Collected data entries:
━━━━━━━━━━━━━━━━━━━━━━━━━━━━━━
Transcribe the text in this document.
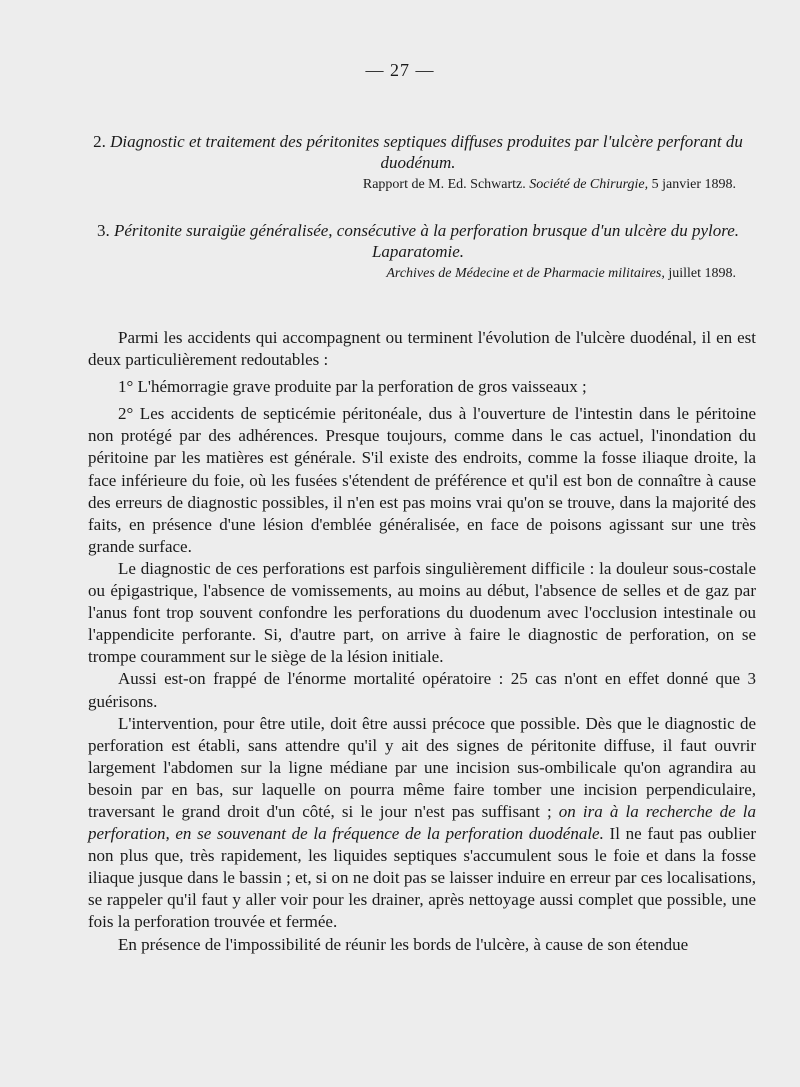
— 27 —
2. Diagnostic et traitement des péritonites septiques diffuses produites par l'ulcère perforant du duodénum.
Rapport de M. Ed. Schwartz. Société de Chirurgie, 5 janvier 1898.
3. Péritonite suraigüe généralisée, consécutive à la perforation brusque d'un ulcère du pylore. Laparatomie.
Archives de Médecine et de Pharmacie militaires, juillet 1898.

Parmi les accidents qui accompagnent ou terminent l'évolution de l'ulcère duodénal, il en est deux particulièrement redoutables :

1° L'hémorragie grave produite par la perforation de gros vaisseaux ;

2° Les accidents de septicémie péritonéale, dus à l'ouverture de l'intestin dans le péritoine non protégé par des adhérences. Presque toujours, comme dans le cas actuel, l'inondation du péritoine par les matières est générale. S'il existe des endroits, comme la fosse iliaque droite, la face inférieure du foie, où les fusées s'étendent de préférence et qu'il est bon de connaître à cause des erreurs de diagnostic possibles, il n'en est pas moins vrai qu'on se trouve, dans la majorité des faits, en présence d'une lésion d'emblée généralisée, en face de poisons agissant sur une très grande surface.

Le diagnostic de ces perforations est parfois singulièrement difficile : la douleur sous-costale ou épigastrique, l'absence de vomissements, au moins au début, l'absence de selles et de gaz par l'anus font trop souvent confondre les perforations du duodenum avec l'occlusion intestinale ou l'appendicite perforante. Si, d'autre part, on arrive à faire le diagnostic de perforation, on se trompe couramment sur le siège de la lésion initiale.

Aussi est-on frappé de l'énorme mortalité opératoire : 25 cas n'ont en effet donné que 3 guérisons.

L'intervention, pour être utile, doit être aussi précoce que possible. Dès que le diagnostic de perforation est établi, sans attendre qu'il y ait des signes de péritonite diffuse, il faut ouvrir largement l'abdomen sur la ligne médiane par une incision sus-ombilicale qu'on agrandira au besoin par en bas, sur laquelle on pourra même faire tomber une incision perpendiculaire, traversant le grand droit d'un côté, si le jour n'est pas suffisant ; on ira à la recherche de la perforation, en se souvenant de la fréquence de la perforation duodénale. Il ne faut pas oublier non plus que, très rapidement, les liquides septiques s'accumulent sous le foie et dans la fosse iliaque jusque dans le bassin ; et, si on ne doit pas se laisser induire en erreur par ces localisations, se rappeler qu'il faut y aller voir pour les drainer, après nettoyage aussi complet que possible, une fois la perforation trouvée et fermée.

En présence de l'impossibilité de réunir les bords de l'ulcère, à cause de son étendue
━━━━━━━━━━━━━━━━━━━━━━━━━━━━━━
Pull out and copy each line containing the string "ulcère".

[Result for this exercise]
2. Diagnostic et traitement des péritonites septiques diffuses produites par l'ulcère perforant du duodénum.
3. Péritonite suraigüe généralisée, consécutive à la perforation brusque d'un ulcère du pylore. Laparatomie.
Parmi les accidents qui accompagnent ou terminent l'évolution de l'ulcère duodénal, il en est deux particulièrement redoutables :
En présence de l'impossibilité de réunir les bords de l'ulcère, à cause de son étendue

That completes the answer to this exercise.